YOUR INSTRUCTIONS: Wherever the string "nécessaire" appears, copy the whole line.

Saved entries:
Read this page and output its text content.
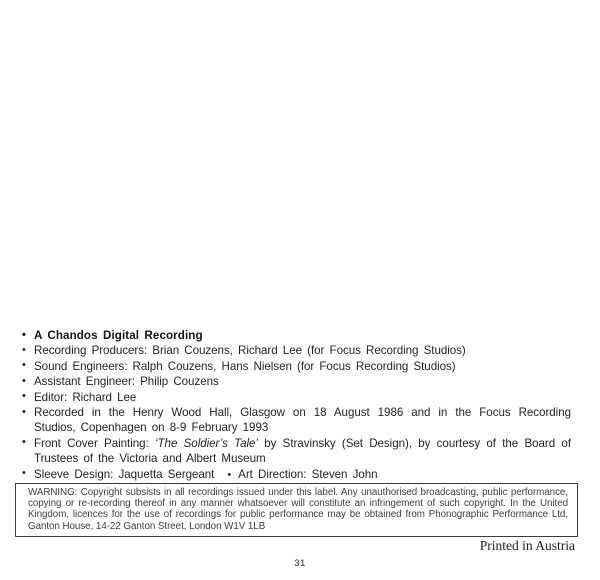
• A Chandos Digital Recording
• Recording Producers: Brian Couzens, Richard Lee (for Focus Recording Studios)
• Sound Engineers: Ralph Couzens, Hans Nielsen (for Focus Recording Studios)
• Assistant Engineer: Philip Couzens
• Editor: Richard Lee
• Recorded in the Henry Wood Hall, Glasgow on 18 August 1986 and in the Focus Recording Studios, Copenhagen on 8-9 February 1993
• Front Cover Painting: ‘The Soldier’s Tale’ by Stravinsky (Set Design), by courtesy of the Board of Trustees of the Victoria and Albert Museum
• Sleeve Design: Jaquetta Sergeant • Art Direction: Steven John
WARNING: Copyright subsists in all recordings issued under this label. Any unauthorised broadcasting, public performance, copying or re-recording thereof in any manner whatsoever will constitute an infringement of such copyright. In the United Kingdom, licences for the use of recordings for public performance may be obtained from Phonographic Performance Ltd, Ganton House, 14-22 Ganton Street, London W1V 1LB
Printed in Austria
31
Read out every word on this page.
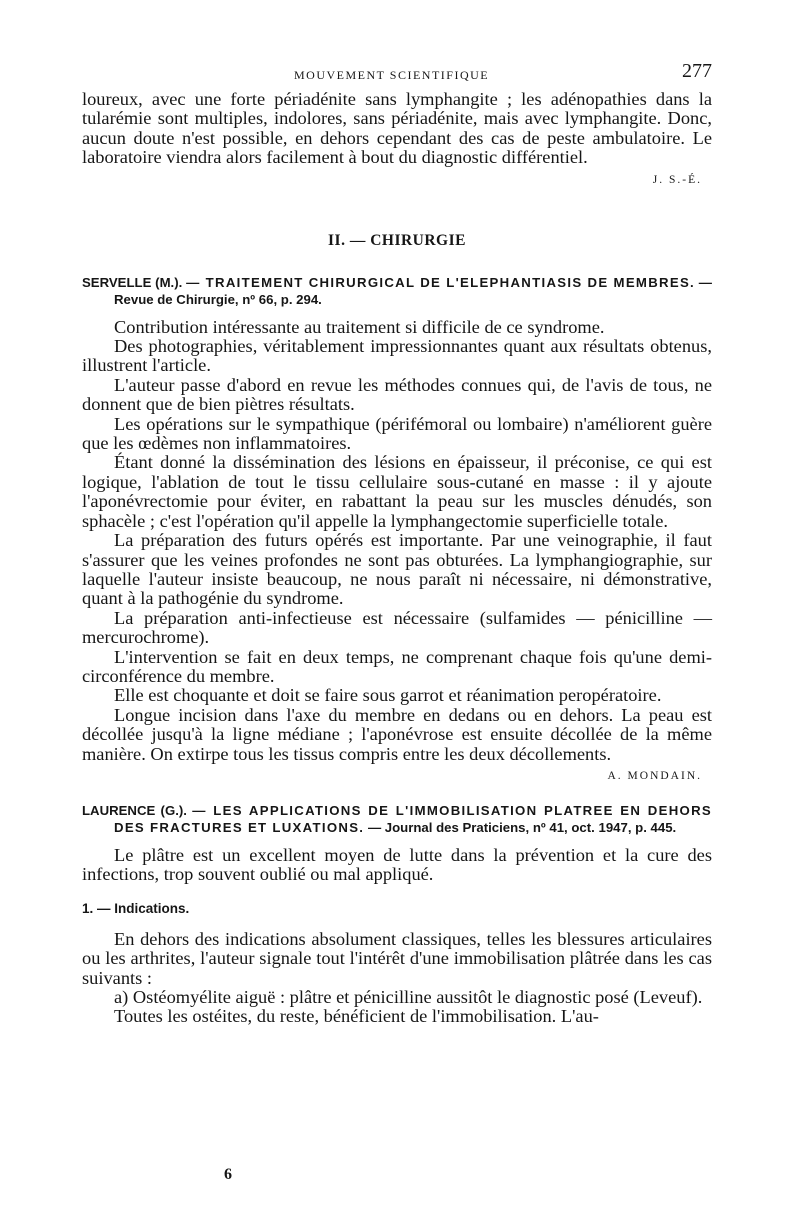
MOUVEMENT SCIENTIFIQUE	277

loureux, avec une forte périadénite sans lymphangite ; les adénopathies dans la tularémie sont multiples, indolores, sans périadénite, mais avec lymphangite. Donc, aucun doute n'est possible, en dehors cependant des cas de peste ambulatoire. Le laboratoire viendra alors facilement à bout du diagnostic différentiel.

J. S.-É.
II. — CHIRURGIE
SERVELLE (M.). — TRAITEMENT CHIRURGICAL DE L'ELEPHANTIASIS DE MEMBRES. — Revue de Chirurgie, nº 66, p. 294.

Contribution intéressante au traitement si difficile de ce syndrome.

Des photographies, véritablement impressionnantes quant aux résultats obtenus, illustrent l'article.

L'auteur passe d'abord en revue les méthodes connues qui, de l'avis de tous, ne donnent que de bien piètres résultats.

Les opérations sur le sympathique (périfémoral ou lombaire) n'améliorent guère que les œdèmes non inflammatoires.

Étant donné la dissémination des lésions en épaisseur, il préconise, ce qui est logique, l'ablation de tout le tissu cellulaire sous-cutané en masse : il y ajoute l'aponévrectomie pour éviter, en rabattant la peau sur les muscles dénudés, son sphacèle ; c'est l'opération qu'il appelle la lymphangectomie superficielle totale.

La préparation des futurs opérés est importante. Par une veinographie, il faut s'assurer que les veines profondes ne sont pas obturées. La lymphangiographie, sur laquelle l'auteur insiste beaucoup, ne nous paraît ni nécessaire, ni démonstrative, quant à la pathogénie du syndrome.

La préparation anti-infectieuse est nécessaire (sulfamides — pénicilline — mercurochrome).

L'intervention se fait en deux temps, ne comprenant chaque fois qu'une demi-circonférence du membre.

Elle est choquante et doit se faire sous garrot et réanimation peropératoire.

Longue incision dans l'axe du membre en dedans ou en dehors. La peau est décollée jusqu'à la ligne médiane ; l'aponévrose est ensuite décollée de la même manière. On extirpe tous les tissus compris entre les deux décollements.

A. MONDAIN.
LAURENCE (G.). — LES APPLICATIONS DE L'IMMOBILISATION PLATREE EN DEHORS DES FRACTURES ET LUXATIONS. — Journal des Praticiens, nº 41, oct. 1947, p. 445.

Le plâtre est un excellent moyen de lutte dans la prévention et la cure des infections, trop souvent oublié ou mal appliqué.

1. — Indications.

En dehors des indications absolument classiques, telles les blessures articulaires ou les arthrites, l'auteur signale tout l'intérêt d'une immobilisation plâtrée dans les cas suivants :

a) Ostéomyélite aiguë : plâtre et pénicilline aussitôt le diagnostic posé (Leveuf).

Toutes les ostéites, du reste, bénéficient de l'immobilisation. L'au-

6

OUTPUT OF THE EXERCISE:
La préparation des futurs opérés est importante. Par une veinographie, il faut s'assurer que les veines profondes ne sont pas obturées. La lymphangiographie, sur laquelle l'auteur insiste beaucoup, ne nous paraît ni nécessaire, ni démonstrative, quant à la pathogénie du syndrome.
La préparation anti-infectieuse est nécessaire (sulfamides — pénicilline — mercurochrome).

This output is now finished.